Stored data
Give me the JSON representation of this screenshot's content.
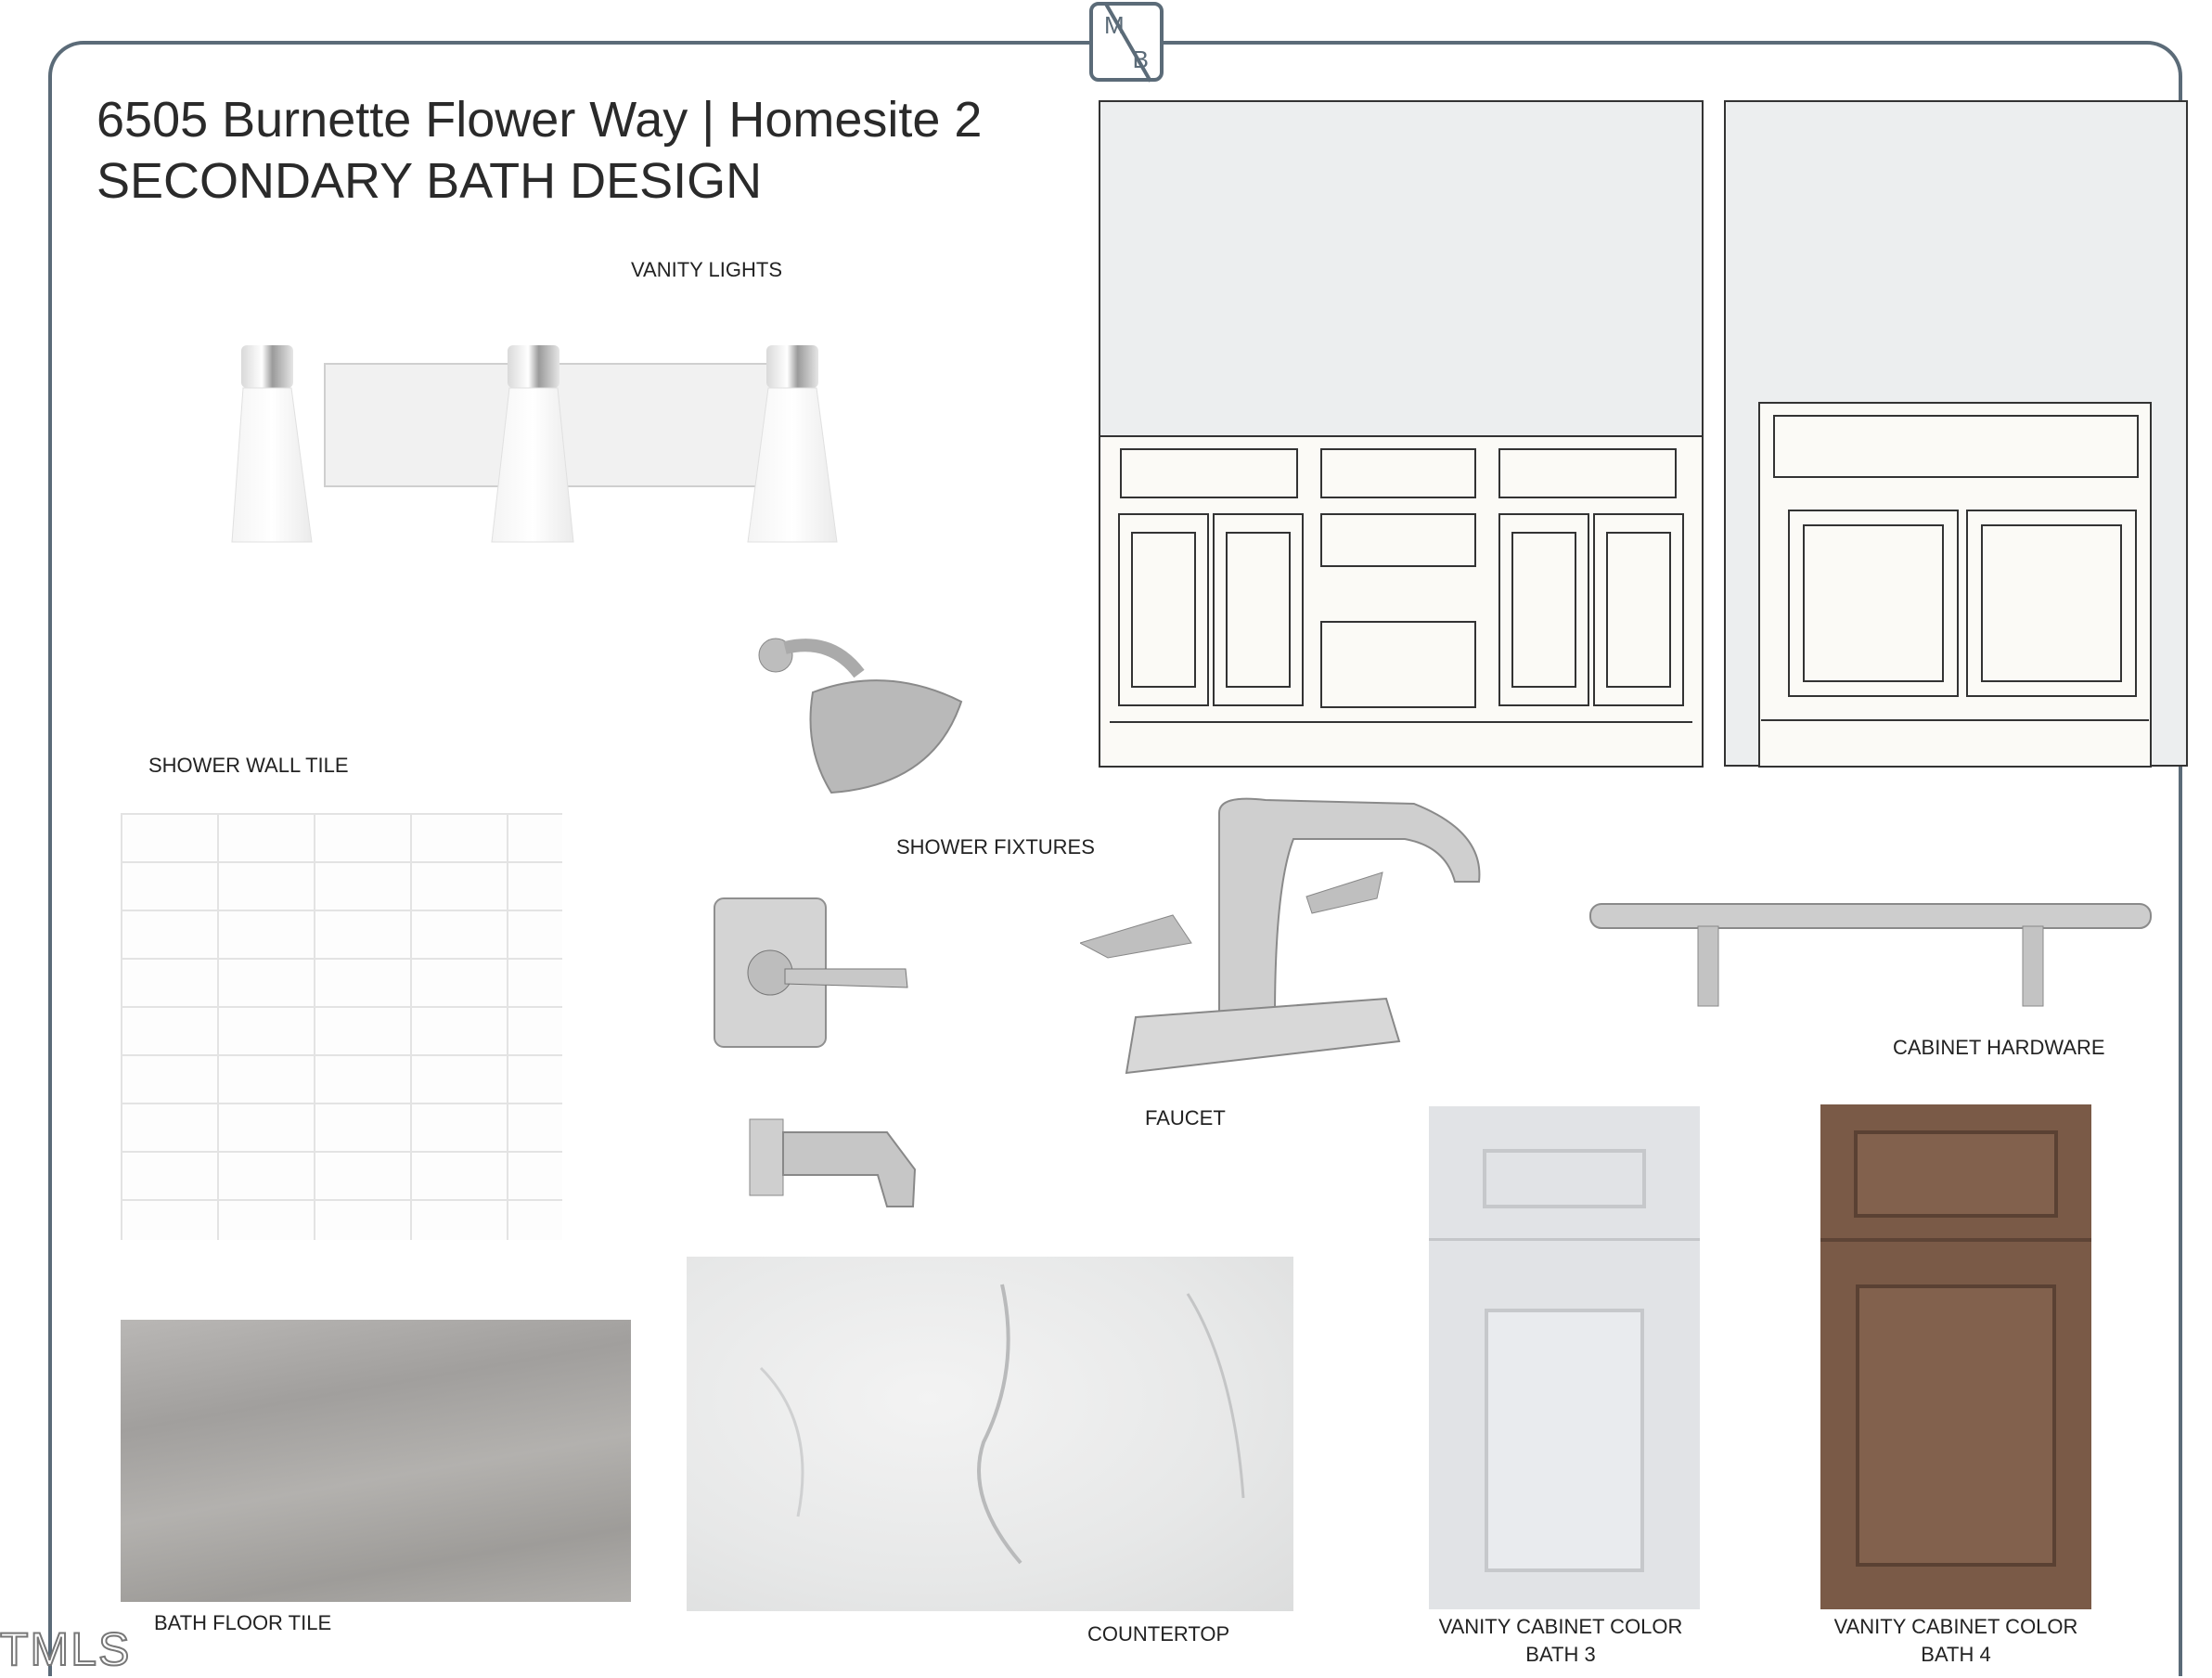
{
  "logo": {
    "m": "M",
    "b": "B"
  },
  "header": {
    "title": "6505 Burnette Flower Way | Homesite 2",
    "subtitle": "SECONDARY BATH DESIGN"
  },
  "labels": {
    "vanity_lights": "VANITY LIGHTS",
    "shower_wall_tile": "SHOWER WALL TILE",
    "shower_fixtures": "SHOWER FIXTURES",
    "faucet": "FAUCET",
    "cabinet_hardware": "CABINET HARDWARE",
    "bath_floor_tile": "BATH FLOOR TILE",
    "countertop": "COUNTERTOP",
    "vanity_bath3_line1": "VANITY CABINET COLOR",
    "vanity_bath3_line2": "BATH 3",
    "vanity_bath4_line1": "VANITY CABINET COLOR",
    "vanity_bath4_line2": "BATH 4"
  },
  "watermark": "TMLS",
  "colors": {
    "frame": "#5b6b78",
    "wall": "#eceeef",
    "cabinet": "#fbfaf6",
    "floor_tile": "#a9a7a5",
    "countertop": "#eceded",
    "bath3_cabinet": "#e1e3e6",
    "bath4_cabinet": "#7a5a47"
  }
}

[OBJECTIVE]
Return all of the data exactly as written, and drop the pictures.

[EXPECTED OUTPUT]
Give me the JSON representation of this screenshot's content.
{
  "logo": {
    "m": "M",
    "b": "B"
  },
  "header": {
    "title": "6505 Burnette Flower Way | Homesite 2",
    "subtitle": "SECONDARY BATH DESIGN"
  },
  "labels": {
    "vanity_lights": "VANITY LIGHTS",
    "shower_wall_tile": "SHOWER WALL TILE",
    "shower_fixtures": "SHOWER FIXTURES",
    "faucet": "FAUCET",
    "cabinet_hardware": "CABINET HARDWARE",
    "bath_floor_tile": "BATH FLOOR TILE",
    "countertop": "COUNTERTOP",
    "vanity_bath3_line1": "VANITY CABINET COLOR",
    "vanity_bath3_line2": "BATH 3",
    "vanity_bath4_line1": "VANITY CABINET COLOR",
    "vanity_bath4_line2": "BATH 4"
  },
  "watermark": "TMLS",
  "colors": {
    "frame": "#5b6b78",
    "wall": "#eceeef",
    "cabinet": "#fbfaf6",
    "floor_tile": "#a9a7a5",
    "countertop": "#eceded",
    "bath3_cabinet": "#e1e3e6",
    "bath4_cabinet": "#7a5a47"
  }
}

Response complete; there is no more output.